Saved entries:
——————————

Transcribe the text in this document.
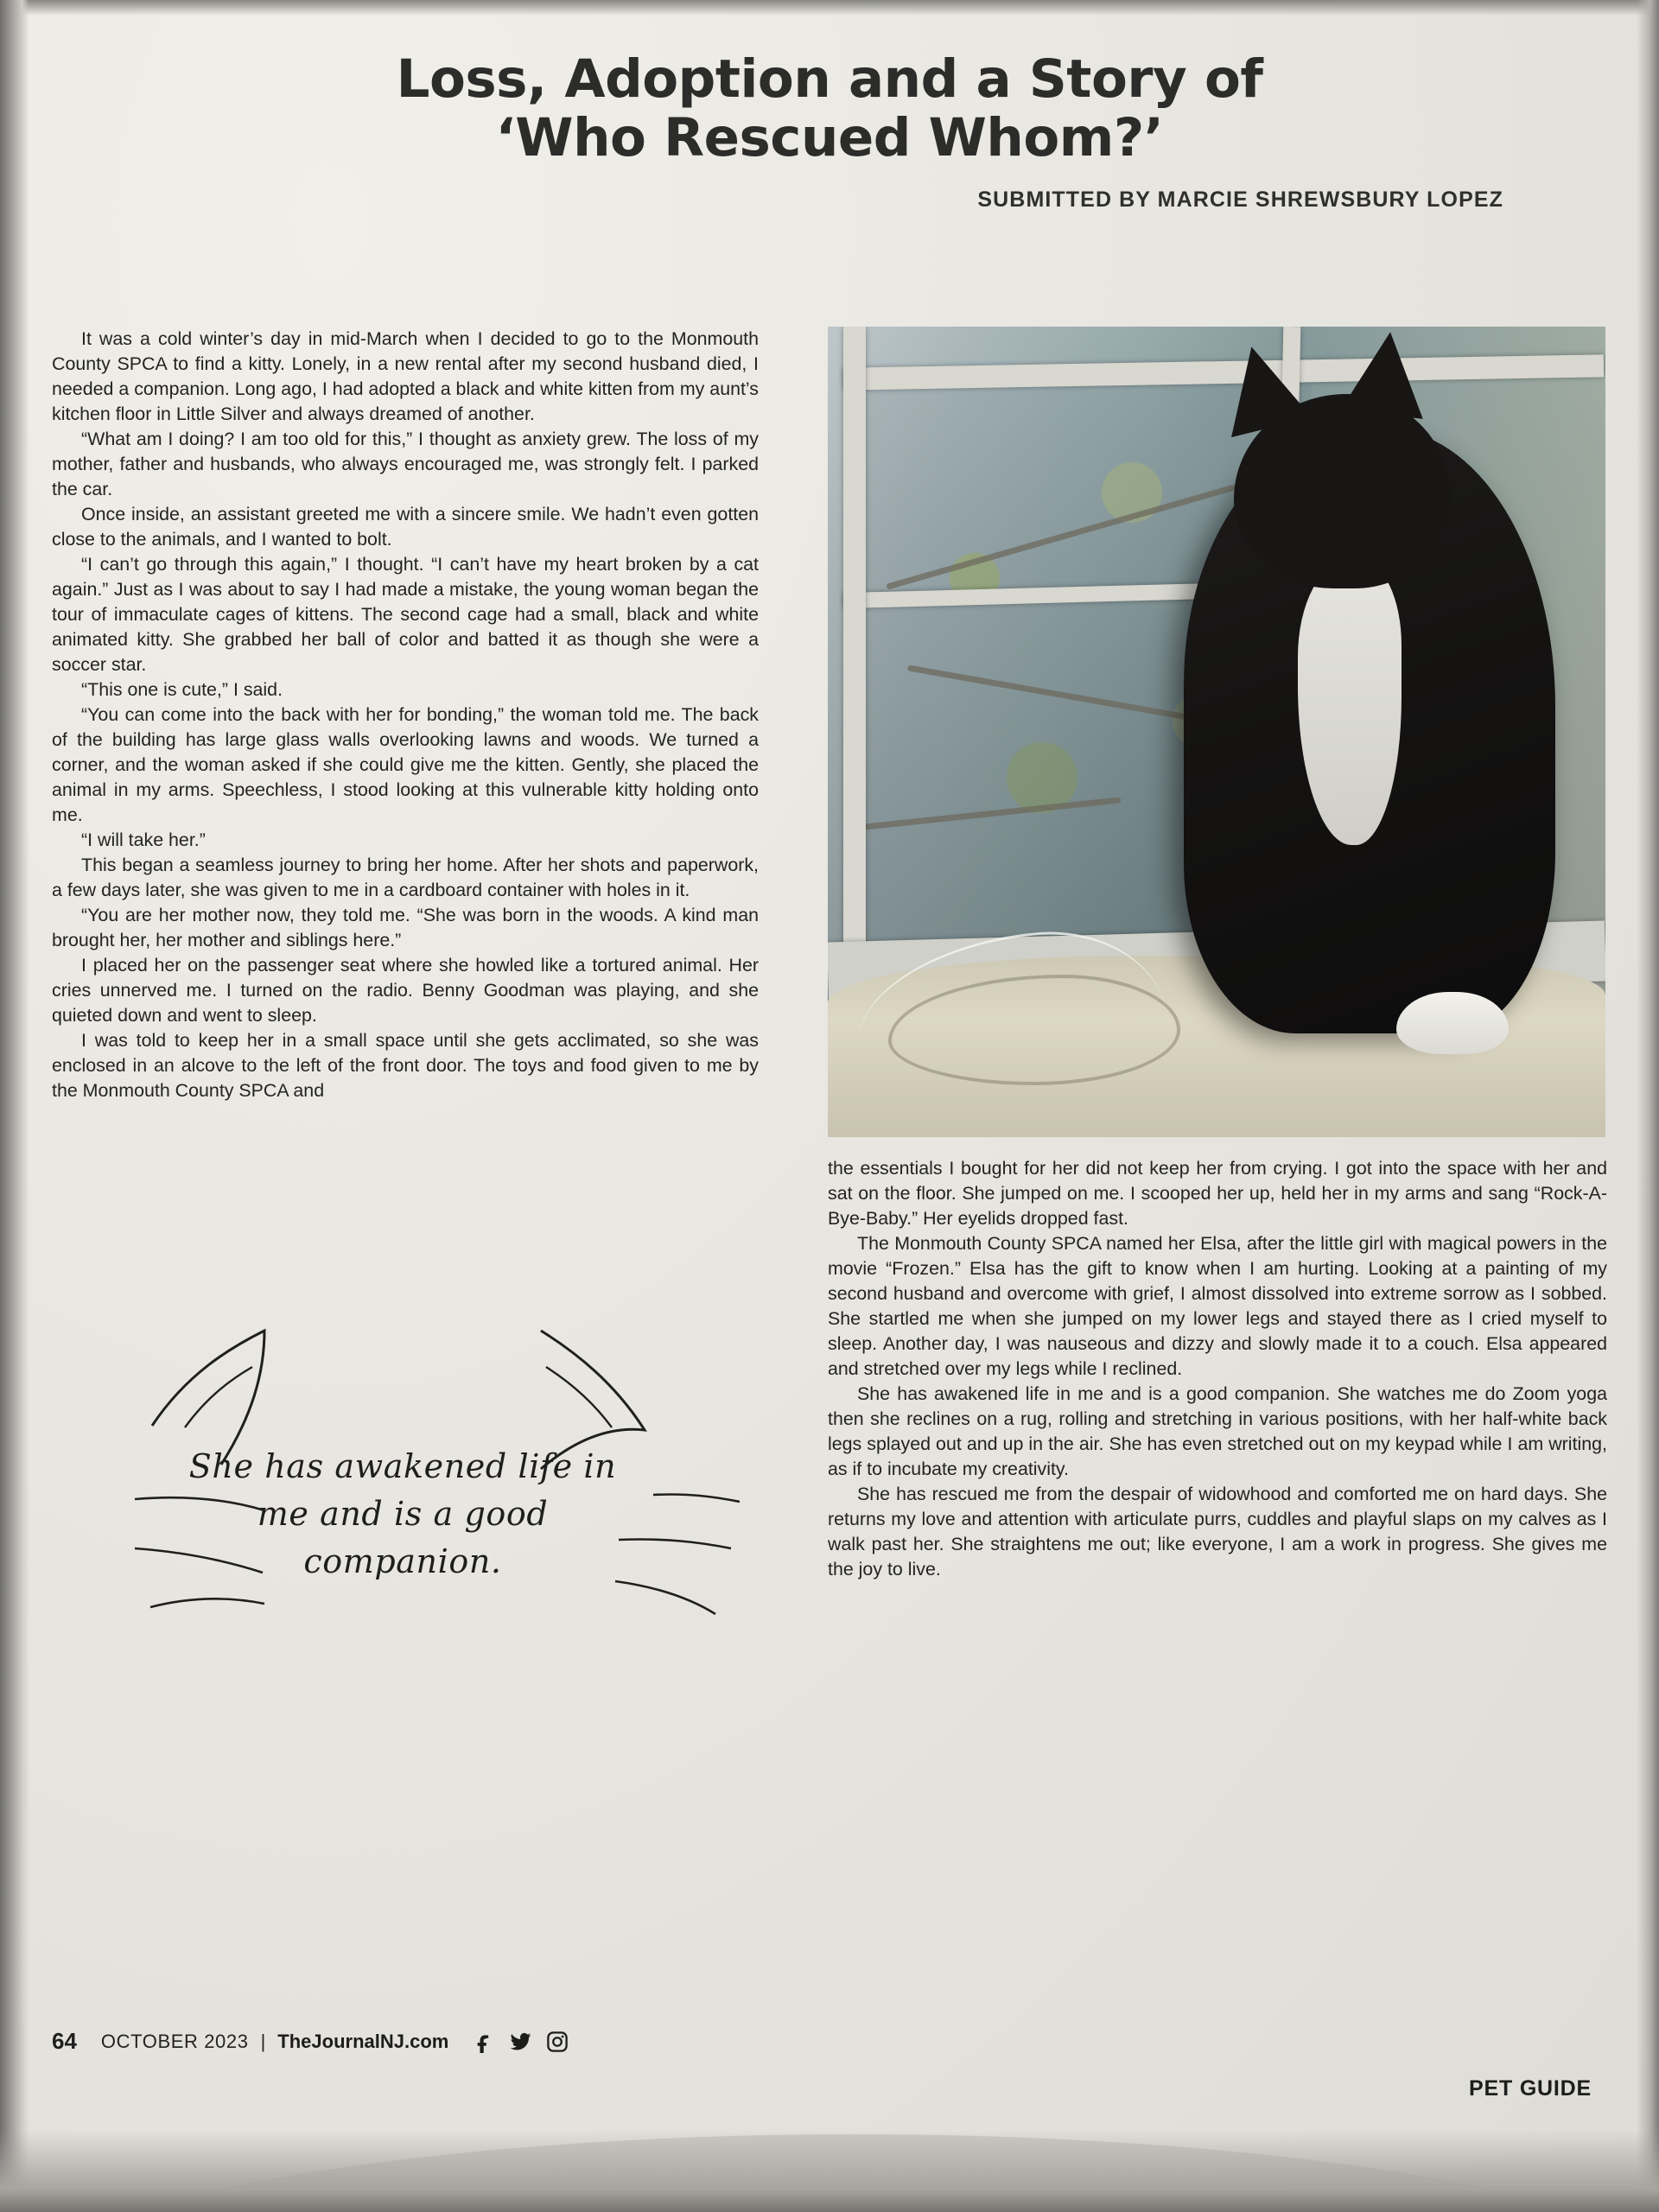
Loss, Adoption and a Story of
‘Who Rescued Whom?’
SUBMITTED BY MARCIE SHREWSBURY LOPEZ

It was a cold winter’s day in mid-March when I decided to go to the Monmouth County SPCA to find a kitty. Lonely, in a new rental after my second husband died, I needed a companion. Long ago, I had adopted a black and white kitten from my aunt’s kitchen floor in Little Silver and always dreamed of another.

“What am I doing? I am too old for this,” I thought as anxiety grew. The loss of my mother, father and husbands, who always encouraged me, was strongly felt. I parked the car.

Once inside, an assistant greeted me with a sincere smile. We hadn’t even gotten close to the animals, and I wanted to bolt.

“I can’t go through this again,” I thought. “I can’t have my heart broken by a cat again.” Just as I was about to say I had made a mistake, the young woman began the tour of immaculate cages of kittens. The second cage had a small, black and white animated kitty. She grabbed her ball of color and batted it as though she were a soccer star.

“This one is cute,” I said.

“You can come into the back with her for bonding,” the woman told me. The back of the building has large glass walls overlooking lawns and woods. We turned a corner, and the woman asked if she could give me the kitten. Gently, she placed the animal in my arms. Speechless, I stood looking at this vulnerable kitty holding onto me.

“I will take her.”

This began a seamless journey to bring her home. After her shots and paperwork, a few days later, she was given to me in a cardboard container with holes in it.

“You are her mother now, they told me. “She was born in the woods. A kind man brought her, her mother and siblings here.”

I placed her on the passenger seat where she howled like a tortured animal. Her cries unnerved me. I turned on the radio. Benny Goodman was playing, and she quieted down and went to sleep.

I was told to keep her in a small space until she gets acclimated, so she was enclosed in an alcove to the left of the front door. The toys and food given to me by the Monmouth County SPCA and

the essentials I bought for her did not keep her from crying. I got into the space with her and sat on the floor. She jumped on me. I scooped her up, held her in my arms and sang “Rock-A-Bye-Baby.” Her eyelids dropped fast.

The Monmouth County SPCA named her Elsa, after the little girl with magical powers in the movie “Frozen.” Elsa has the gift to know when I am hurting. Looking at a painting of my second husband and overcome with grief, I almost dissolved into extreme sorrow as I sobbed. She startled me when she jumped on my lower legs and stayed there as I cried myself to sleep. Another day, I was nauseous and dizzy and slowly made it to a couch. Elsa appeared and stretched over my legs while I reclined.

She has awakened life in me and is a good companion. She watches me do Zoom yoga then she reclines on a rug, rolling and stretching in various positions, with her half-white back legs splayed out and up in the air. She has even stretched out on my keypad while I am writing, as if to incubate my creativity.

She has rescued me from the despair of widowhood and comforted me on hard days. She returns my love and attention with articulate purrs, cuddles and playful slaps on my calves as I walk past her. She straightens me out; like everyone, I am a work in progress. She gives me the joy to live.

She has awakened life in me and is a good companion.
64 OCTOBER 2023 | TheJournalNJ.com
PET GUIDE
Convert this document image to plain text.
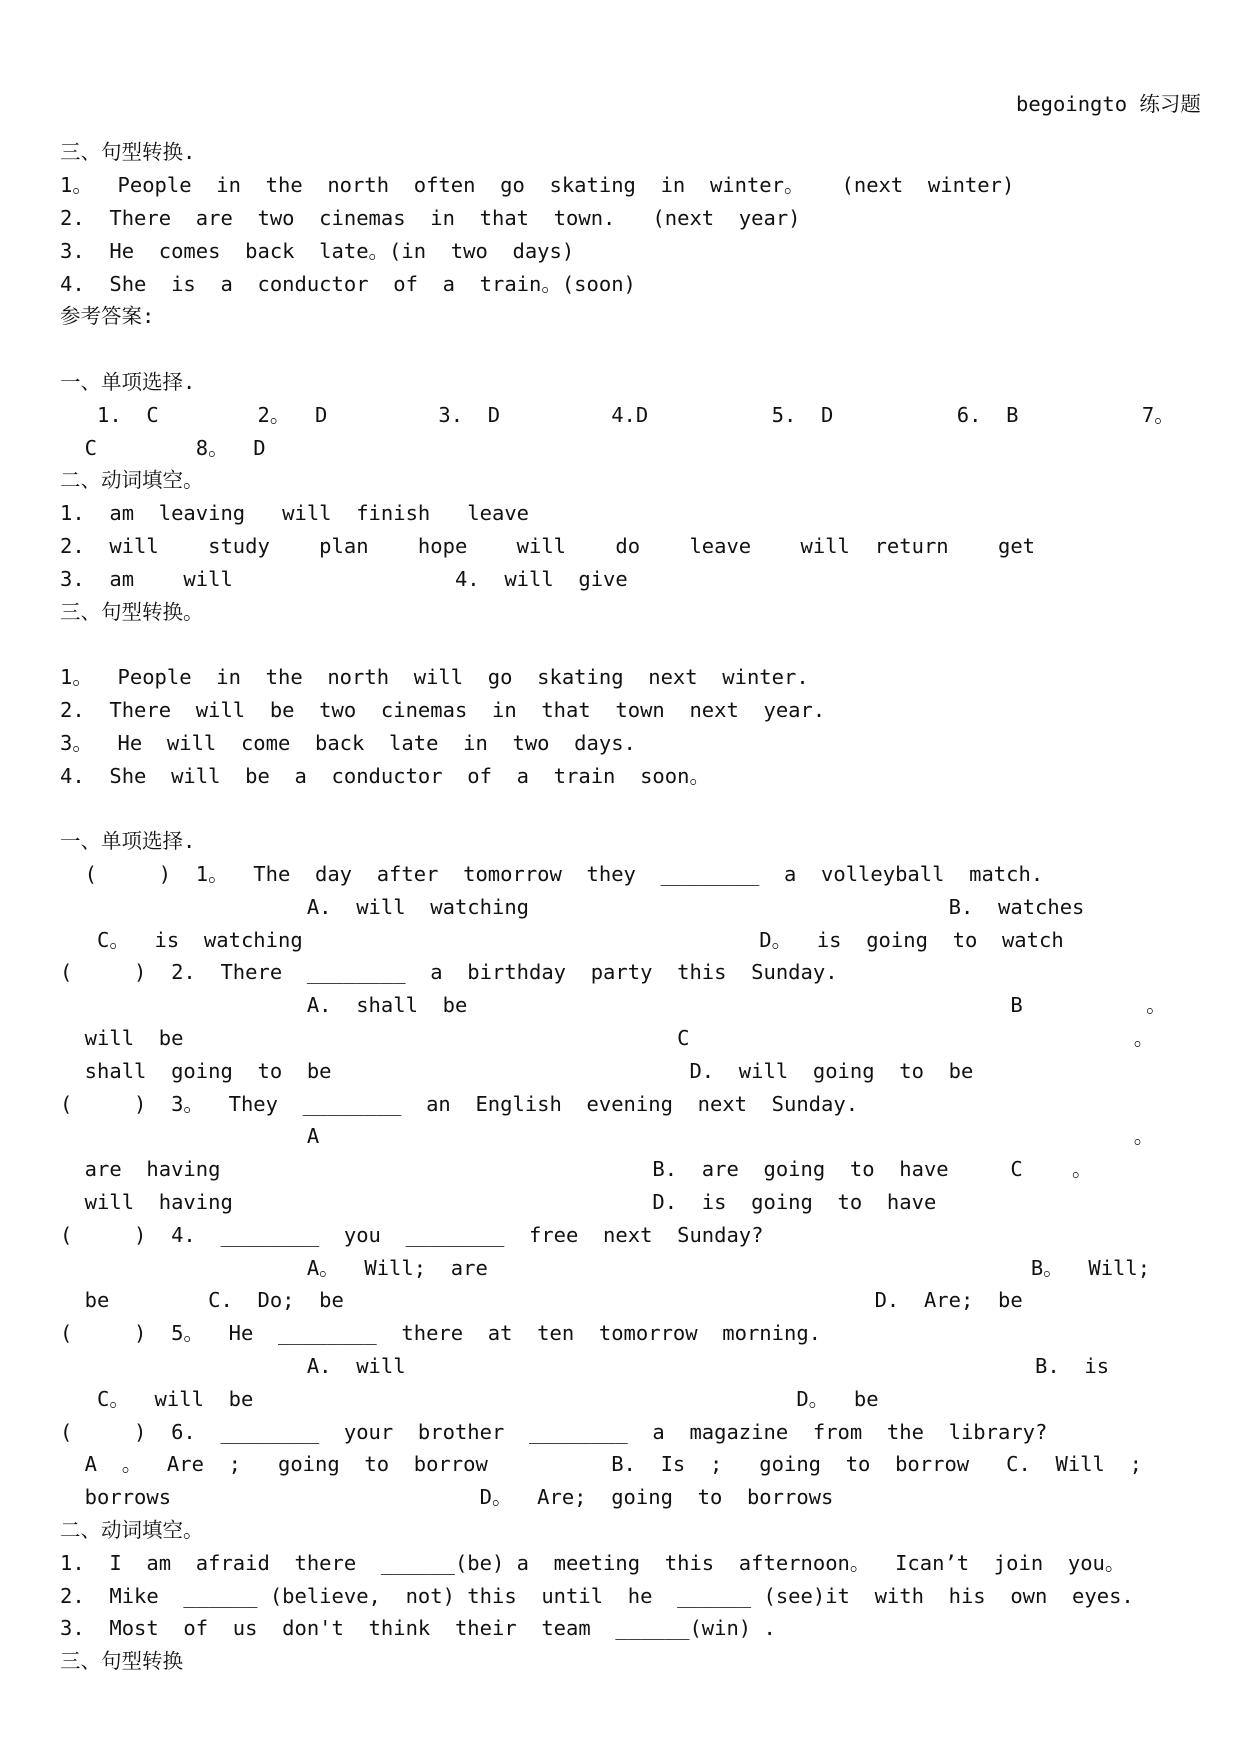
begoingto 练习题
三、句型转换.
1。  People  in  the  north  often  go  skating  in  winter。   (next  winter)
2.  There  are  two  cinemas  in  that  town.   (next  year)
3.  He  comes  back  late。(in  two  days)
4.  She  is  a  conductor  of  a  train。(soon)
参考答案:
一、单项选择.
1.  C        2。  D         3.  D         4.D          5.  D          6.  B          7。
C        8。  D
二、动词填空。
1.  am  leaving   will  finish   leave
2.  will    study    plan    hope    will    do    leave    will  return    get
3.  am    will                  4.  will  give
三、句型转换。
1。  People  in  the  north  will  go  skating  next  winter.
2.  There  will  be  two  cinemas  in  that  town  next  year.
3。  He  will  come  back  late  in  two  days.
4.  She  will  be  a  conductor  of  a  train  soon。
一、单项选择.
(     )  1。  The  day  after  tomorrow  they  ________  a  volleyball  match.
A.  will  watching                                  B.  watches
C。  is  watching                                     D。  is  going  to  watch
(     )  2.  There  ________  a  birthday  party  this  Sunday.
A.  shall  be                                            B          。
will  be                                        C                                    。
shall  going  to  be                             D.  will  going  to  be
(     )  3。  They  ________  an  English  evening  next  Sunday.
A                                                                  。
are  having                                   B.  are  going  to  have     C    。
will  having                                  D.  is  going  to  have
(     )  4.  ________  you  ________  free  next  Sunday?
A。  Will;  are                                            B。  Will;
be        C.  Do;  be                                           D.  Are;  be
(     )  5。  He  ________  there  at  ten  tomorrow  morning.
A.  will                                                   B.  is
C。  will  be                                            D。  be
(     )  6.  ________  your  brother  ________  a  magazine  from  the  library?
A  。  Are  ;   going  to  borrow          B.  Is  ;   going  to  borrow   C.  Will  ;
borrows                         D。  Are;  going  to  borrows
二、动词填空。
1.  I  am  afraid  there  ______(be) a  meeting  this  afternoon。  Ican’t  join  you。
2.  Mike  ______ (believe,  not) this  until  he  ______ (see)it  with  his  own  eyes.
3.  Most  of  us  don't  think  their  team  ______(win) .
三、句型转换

——————————

▶ **Exercise instructions**: Each line that holds the word "document" should be extracted from the records.

▶ **Result**:
Transcribe the text in this document.
Convert this document image to plain text.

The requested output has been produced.